WHAT YOU SHOULD DO: Count lines with "title" in them. Report only the total.

EXERCISE MATERIAL:
+++

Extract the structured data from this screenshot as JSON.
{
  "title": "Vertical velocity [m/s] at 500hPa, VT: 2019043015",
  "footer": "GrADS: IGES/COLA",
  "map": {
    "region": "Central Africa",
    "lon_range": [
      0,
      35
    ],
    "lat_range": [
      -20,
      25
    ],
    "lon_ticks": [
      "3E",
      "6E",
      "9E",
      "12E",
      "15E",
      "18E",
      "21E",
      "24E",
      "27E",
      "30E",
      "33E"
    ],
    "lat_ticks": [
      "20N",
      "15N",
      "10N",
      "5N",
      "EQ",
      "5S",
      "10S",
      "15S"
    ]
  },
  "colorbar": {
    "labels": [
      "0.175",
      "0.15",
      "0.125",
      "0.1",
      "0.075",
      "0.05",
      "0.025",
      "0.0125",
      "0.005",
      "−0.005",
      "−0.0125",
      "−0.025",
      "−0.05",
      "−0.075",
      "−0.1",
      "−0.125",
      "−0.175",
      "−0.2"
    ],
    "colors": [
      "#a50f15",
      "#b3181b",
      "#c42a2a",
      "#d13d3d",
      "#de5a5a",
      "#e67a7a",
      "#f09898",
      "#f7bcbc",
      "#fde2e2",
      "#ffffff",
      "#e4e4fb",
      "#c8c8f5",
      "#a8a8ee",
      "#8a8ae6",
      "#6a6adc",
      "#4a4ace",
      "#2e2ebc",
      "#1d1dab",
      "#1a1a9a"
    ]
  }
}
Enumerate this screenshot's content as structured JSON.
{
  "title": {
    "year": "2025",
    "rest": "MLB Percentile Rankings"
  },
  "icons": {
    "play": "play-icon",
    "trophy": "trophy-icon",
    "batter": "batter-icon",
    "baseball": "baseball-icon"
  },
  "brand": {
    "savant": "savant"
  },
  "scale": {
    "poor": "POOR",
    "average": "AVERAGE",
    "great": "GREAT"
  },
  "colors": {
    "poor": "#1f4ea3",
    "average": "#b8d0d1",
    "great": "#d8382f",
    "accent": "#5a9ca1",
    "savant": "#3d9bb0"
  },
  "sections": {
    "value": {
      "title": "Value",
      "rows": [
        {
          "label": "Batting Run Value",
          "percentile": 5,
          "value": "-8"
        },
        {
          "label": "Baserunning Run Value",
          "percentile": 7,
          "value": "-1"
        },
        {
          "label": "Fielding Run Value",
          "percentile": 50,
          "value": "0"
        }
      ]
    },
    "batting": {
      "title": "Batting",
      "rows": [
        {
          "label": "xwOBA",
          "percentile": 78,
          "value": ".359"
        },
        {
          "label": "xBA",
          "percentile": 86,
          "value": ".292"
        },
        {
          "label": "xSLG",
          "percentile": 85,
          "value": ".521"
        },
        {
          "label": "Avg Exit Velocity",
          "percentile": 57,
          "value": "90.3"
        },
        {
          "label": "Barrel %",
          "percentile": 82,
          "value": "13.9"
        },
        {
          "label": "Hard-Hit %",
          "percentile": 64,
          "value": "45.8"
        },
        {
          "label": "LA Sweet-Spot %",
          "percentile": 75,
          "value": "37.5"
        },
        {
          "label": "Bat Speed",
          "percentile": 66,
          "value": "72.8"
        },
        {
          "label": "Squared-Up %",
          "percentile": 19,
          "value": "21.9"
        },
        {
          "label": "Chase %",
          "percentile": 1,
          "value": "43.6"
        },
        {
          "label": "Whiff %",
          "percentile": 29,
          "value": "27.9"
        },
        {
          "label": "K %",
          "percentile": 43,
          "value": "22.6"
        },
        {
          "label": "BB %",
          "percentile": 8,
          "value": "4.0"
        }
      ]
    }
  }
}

+++

ANSWER TO THIS PROBLEM: 4